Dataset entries
────────────────────────────────────────
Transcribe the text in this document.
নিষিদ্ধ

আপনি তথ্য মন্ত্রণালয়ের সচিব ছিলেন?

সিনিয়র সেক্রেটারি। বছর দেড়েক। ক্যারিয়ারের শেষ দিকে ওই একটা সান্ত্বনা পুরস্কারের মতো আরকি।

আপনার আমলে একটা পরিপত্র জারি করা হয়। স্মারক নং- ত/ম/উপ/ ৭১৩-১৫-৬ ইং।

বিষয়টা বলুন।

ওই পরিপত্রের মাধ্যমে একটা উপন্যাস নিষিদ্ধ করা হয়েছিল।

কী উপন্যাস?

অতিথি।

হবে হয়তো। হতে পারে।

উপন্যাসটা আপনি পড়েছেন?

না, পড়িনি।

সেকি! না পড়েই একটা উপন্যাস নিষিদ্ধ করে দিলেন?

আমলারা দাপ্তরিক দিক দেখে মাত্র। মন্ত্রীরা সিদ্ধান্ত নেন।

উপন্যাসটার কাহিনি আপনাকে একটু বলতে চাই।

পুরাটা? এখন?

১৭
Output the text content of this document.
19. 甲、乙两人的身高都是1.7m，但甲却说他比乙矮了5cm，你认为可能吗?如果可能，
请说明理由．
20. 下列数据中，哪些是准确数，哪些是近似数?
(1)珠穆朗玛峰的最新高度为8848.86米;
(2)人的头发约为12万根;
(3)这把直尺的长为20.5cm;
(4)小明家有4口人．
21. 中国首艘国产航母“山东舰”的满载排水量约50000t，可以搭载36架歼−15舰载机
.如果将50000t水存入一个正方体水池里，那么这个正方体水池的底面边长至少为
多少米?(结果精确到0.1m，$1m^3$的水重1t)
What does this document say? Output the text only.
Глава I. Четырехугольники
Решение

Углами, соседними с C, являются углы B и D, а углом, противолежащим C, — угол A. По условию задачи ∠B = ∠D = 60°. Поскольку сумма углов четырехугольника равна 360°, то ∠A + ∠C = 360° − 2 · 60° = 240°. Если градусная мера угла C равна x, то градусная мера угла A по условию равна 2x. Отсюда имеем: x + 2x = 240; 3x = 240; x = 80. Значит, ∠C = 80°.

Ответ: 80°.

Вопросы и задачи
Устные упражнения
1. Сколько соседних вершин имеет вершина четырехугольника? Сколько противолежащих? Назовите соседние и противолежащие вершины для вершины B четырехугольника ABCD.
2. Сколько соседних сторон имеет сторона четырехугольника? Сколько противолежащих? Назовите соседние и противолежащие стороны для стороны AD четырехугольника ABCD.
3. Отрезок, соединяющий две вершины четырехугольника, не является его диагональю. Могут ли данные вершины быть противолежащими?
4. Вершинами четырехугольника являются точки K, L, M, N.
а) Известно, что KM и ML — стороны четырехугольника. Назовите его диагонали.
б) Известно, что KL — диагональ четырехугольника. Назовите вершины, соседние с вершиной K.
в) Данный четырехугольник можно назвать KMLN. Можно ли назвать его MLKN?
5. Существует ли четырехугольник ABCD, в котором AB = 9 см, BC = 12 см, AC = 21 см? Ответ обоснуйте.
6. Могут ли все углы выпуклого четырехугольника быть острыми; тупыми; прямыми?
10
────────────────────────────────────────
Direction: Write out every line of the preceding listing that contains "углы".

Correct result:
Углами, соседними с C, являются углы B и D, а углом, противолежащим C, — угол A. По условию задачи ∠B = ∠D = 60°. Поскольку сумма углов четырехугольника равна 360°, то ∠A + ∠C = 360° − 2 · 60° = 240°. Если градусная мера угла C равна x, то градусная мера угла A по условию равна 2x. Отсюда имеем: x + 2x = 240; 3x = 240; x = 80. Значит, ∠C = 80°.
6. Могут ли все углы выпуклого четырехугольника быть острыми; тупыми; прямыми?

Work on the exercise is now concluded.